▶ YOUR OBJECTIVE: Count how many lines of the material below have the word "start" and give only the number.

## Begin LISTED ENTRIES

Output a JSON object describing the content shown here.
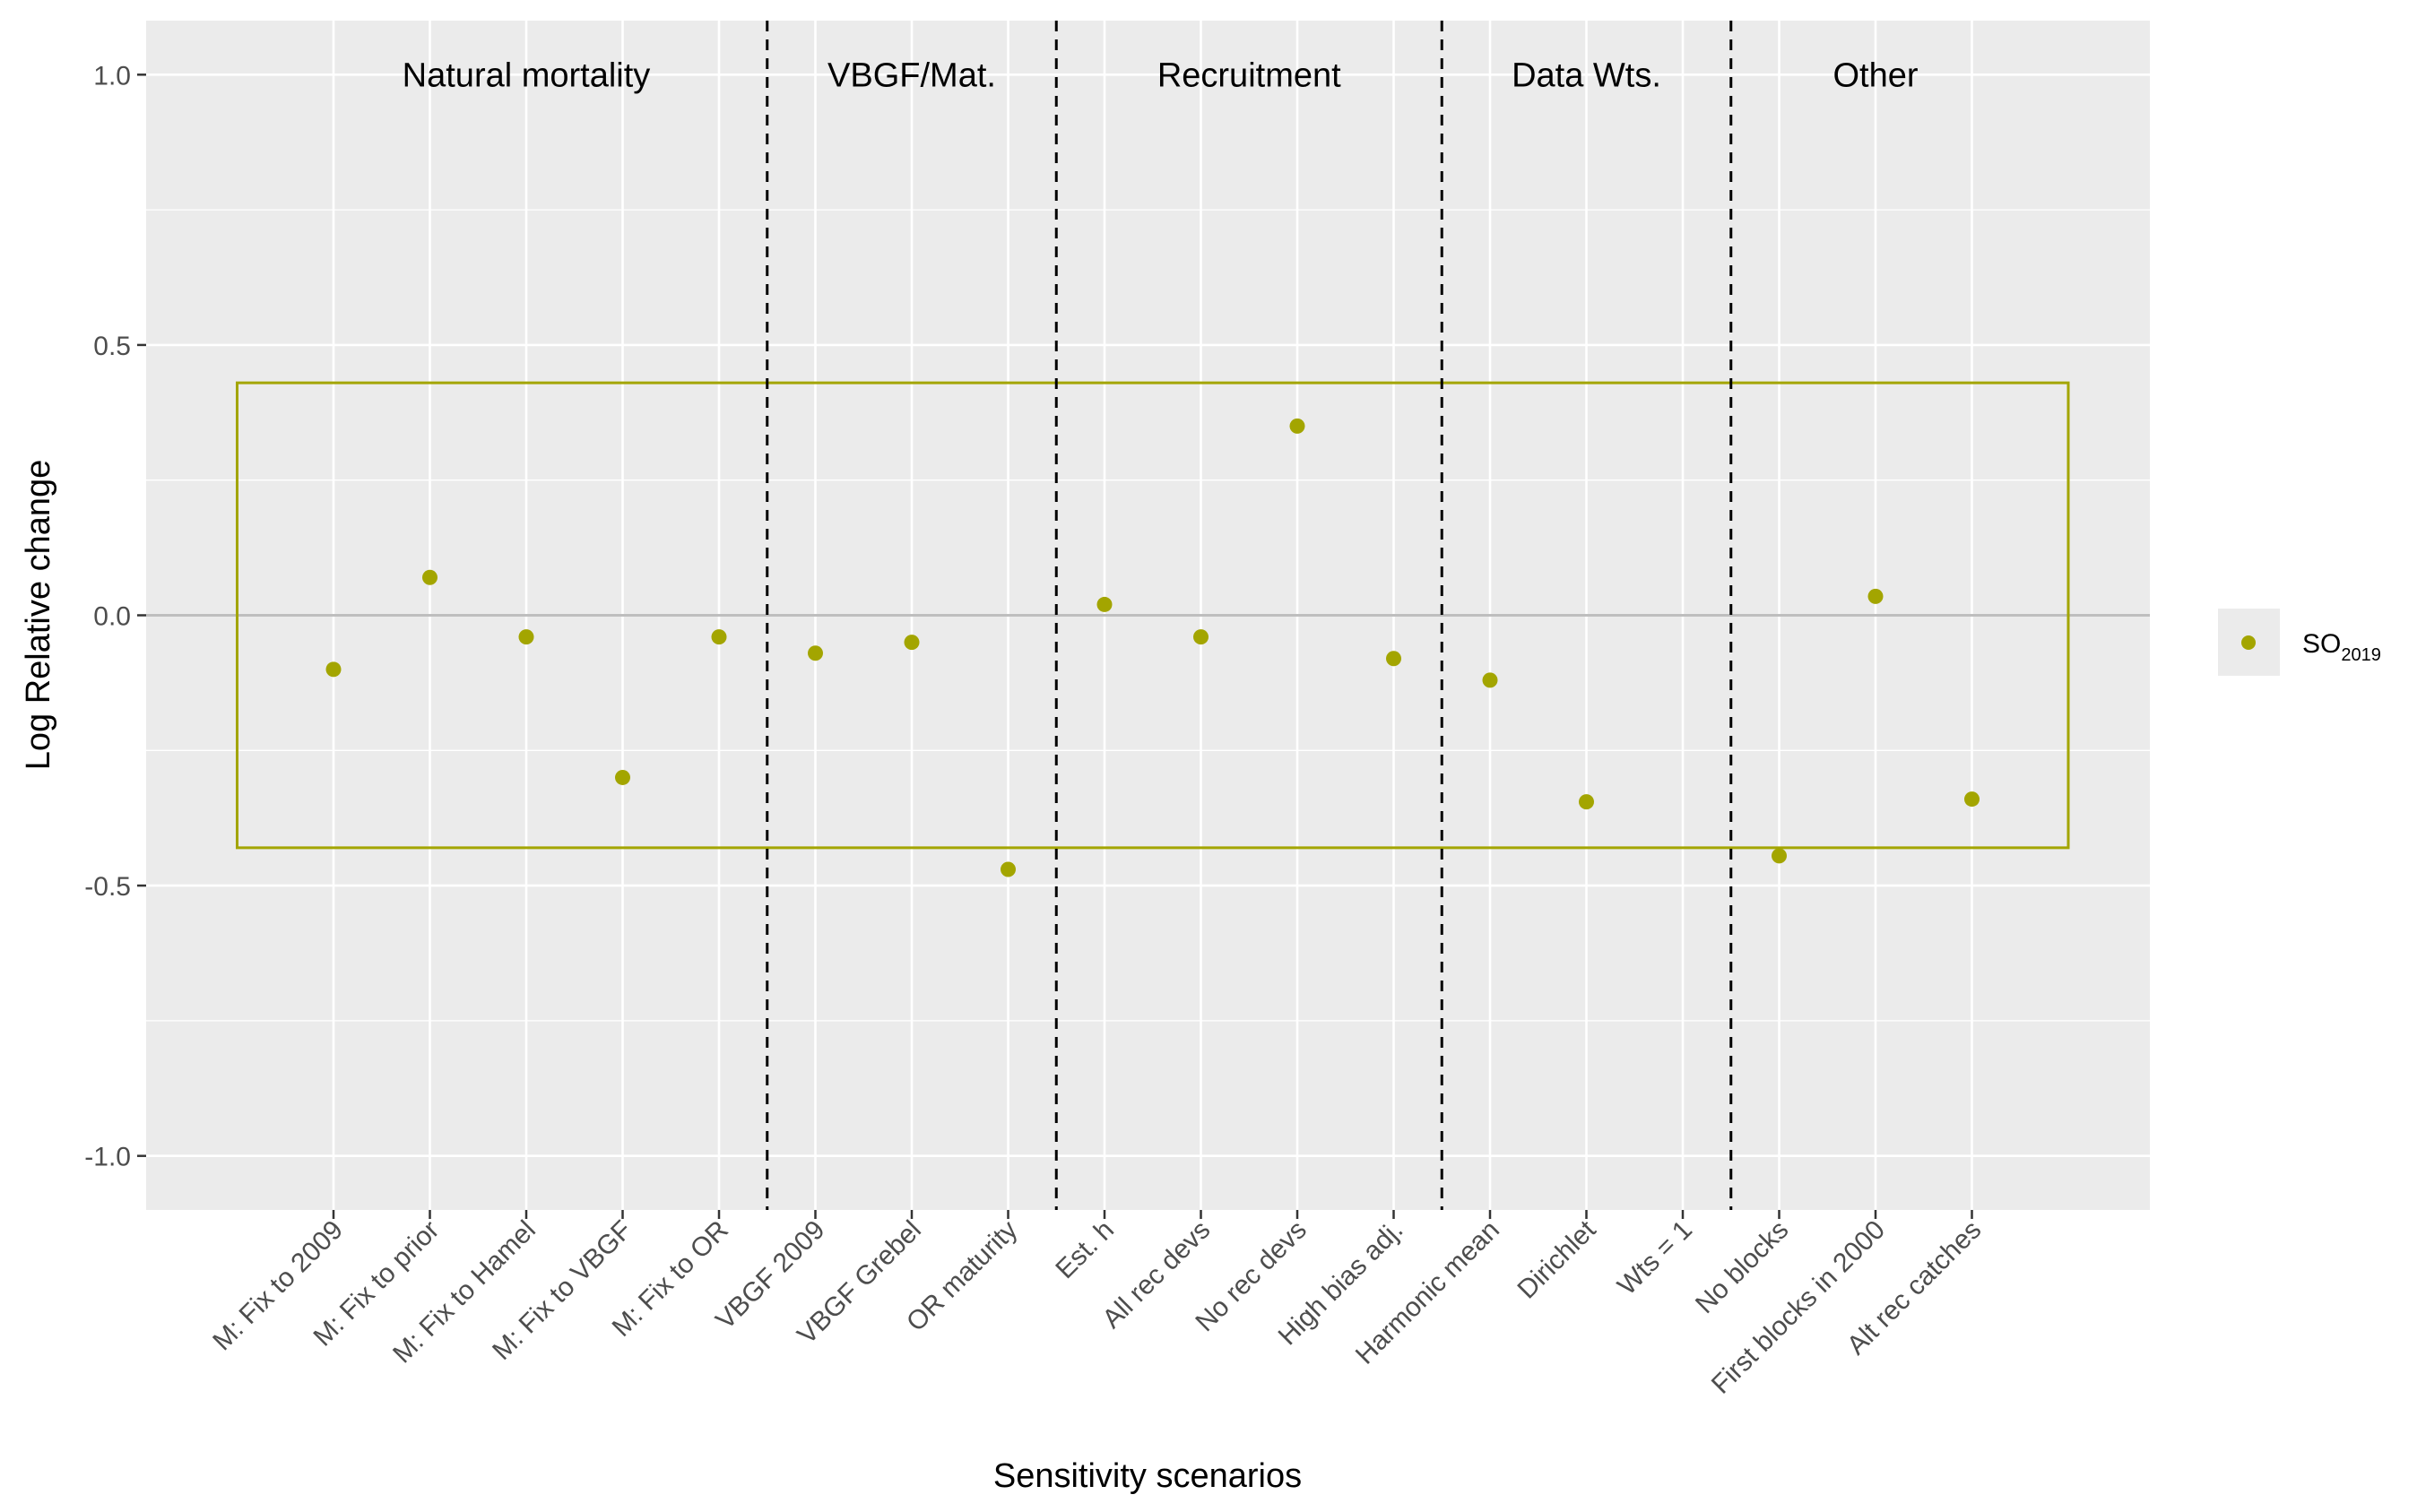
{
  "chart_data": {
    "type": "scatter",
    "xlabel": "Sensitivity scenarios",
    "ylabel": "Log Relative change",
    "ylim": [
      -1.1,
      1.1
    ],
    "yticks": [
      {
        "value": 1.0,
        "label": "1.0"
      },
      {
        "value": 0.5,
        "label": "0.5"
      },
      {
        "value": 0.0,
        "label": "0.0"
      },
      {
        "value": -0.5,
        "label": "-0.5"
      },
      {
        "value": -1.0,
        "label": "-1.0"
      }
    ],
    "grid": true,
    "categories": [
      "M: Fix to 2009",
      "M: Fix to prior",
      "M: Fix to Hamel",
      "M: Fix to VBGF",
      "M: Fix to OR",
      "VBGF 2009",
      "VBGF Grebel",
      "OR maturity",
      "Est. h",
      "All rec devs",
      "No rec devs",
      "High bias adj.",
      "Harmonic mean",
      "Dirichlet",
      "Wts = 1",
      "No blocks",
      "First blocks in 2000",
      "Alt rec catches"
    ],
    "series": [
      {
        "name": "SO2019",
        "label_main": "SO",
        "label_sub": "2019",
        "color": "#A3A500",
        "values": [
          -0.1,
          0.07,
          -0.04,
          -0.3,
          -0.04,
          -0.07,
          -0.05,
          -0.47,
          0.02,
          -0.04,
          0.35,
          -0.08,
          -0.12,
          -0.345,
          null,
          -0.445,
          0.035,
          -0.34
        ]
      }
    ],
    "reference_line": {
      "y": 0,
      "color": "#bebebe"
    },
    "box": {
      "ymin": -0.43,
      "ymax": 0.43,
      "color": "#A3A500"
    },
    "groups": [
      {
        "label": "Natural mortality",
        "start": 1,
        "end": 5
      },
      {
        "label": "VBGF/Mat.",
        "start": 6,
        "end": 8
      },
      {
        "label": "Recruitment",
        "start": 9,
        "end": 12
      },
      {
        "label": "Data Wts.",
        "start": 13,
        "end": 15
      },
      {
        "label": "Other",
        "start": 16,
        "end": 18
      }
    ],
    "legend_position": "right",
    "colors": {
      "panel": "#EBEBEB",
      "grid": "#FFFFFF",
      "point": "#A3A500"
    }
  }
}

## End LISTED ENTRIES

▶ WRITTEN SOLUTION: 5